• _STATED EXERCISE_:
Every line from the one containing "Parse this screenshot: output" to the final line of the material below must be reproduced exactly; leave out all other lines.

• _SUPPLIED INFORMATION_:
☆ ☆ ☆ ☆ ☆ ☆ ☆
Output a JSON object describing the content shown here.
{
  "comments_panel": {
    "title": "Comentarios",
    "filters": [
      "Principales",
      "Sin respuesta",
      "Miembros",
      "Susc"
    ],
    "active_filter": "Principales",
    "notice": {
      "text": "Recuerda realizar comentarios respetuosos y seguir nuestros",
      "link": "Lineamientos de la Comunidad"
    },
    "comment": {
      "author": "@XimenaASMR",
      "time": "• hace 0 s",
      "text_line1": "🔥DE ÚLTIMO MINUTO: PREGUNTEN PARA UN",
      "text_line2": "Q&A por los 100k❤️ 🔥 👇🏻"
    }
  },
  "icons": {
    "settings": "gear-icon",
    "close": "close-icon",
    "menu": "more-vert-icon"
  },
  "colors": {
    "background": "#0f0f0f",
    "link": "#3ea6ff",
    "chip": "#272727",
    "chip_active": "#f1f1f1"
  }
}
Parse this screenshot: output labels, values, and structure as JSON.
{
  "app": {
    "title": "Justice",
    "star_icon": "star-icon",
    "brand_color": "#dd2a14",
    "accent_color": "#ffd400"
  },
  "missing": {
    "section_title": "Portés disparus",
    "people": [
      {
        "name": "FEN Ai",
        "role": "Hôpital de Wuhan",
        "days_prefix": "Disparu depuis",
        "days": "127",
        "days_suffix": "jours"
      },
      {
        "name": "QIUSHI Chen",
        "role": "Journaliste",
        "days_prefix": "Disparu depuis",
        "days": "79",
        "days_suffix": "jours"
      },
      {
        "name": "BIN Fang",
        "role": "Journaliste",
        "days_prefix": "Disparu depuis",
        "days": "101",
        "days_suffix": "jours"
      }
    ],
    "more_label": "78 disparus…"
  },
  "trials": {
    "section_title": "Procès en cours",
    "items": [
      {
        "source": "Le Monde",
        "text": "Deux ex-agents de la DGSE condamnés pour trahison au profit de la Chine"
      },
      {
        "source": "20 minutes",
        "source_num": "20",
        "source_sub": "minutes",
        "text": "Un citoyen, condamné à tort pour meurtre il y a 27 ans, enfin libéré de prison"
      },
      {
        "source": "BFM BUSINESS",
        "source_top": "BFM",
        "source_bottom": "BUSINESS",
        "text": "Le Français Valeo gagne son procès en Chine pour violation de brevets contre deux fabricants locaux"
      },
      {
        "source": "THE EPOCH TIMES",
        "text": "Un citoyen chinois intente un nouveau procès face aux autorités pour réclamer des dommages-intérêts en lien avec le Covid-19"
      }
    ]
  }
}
☆ ☆ ☆ ☆ ☆ ☆ ☆
• _RESULT OF THIS TASK_:
Parse this screenshot: output labels, values, and structure as JSON.
{
  "app": {
    "title": "Justice",
    "star_icon": "star-icon",
    "brand_color": "#dd2a14",
    "accent_color": "#ffd400"
  },
  "missing": {
    "section_title": "Portés disparus",
    "people": [
      {
        "name": "FEN Ai",
        "role": "Hôpital de Wuhan",
        "days_prefix": "Disparu depuis",
        "days": "127",
        "days_suffix": "jours"
      },
      {
        "name": "QIUSHI Chen",
        "role": "Journaliste",
        "days_prefix": "Disparu depuis",
        "days": "79",
        "days_suffix": "jours"
      },
      {
        "name": "BIN Fang",
        "role": "Journaliste",
        "days_prefix": "Disparu depuis",
        "days": "101",
        "days_suffix": "jours"
      }
    ],
    "more_label": "78 disparus…"
  },
  "trials": {
    "section_title": "Procès en cours",
    "items": [
      {
        "source": "Le Monde",
        "text": "Deux ex-agents de la DGSE condamnés pour trahison au profit de la Chine"
      },
      {
        "source": "20 minutes",
        "source_num": "20",
        "source_sub": "minutes",
        "text": "Un citoyen, condamné à tort pour meurtre il y a 27 ans, enfin libéré de prison"
      },
      {
        "source": "BFM BUSINESS",
        "source_top": "BFM",
        "source_bottom": "BUSINESS",
        "text": "Le Français Valeo gagne son procès en Chine pour violation de brevets contre deux fabricants locaux"
      },
      {
        "source": "THE EPOCH TIMES",
        "text": "Un citoyen chinois intente un nouveau procès face aux autorités pour réclamer des dommages-intérêts en lien avec le Covid-19"
      }
    ]
  }
}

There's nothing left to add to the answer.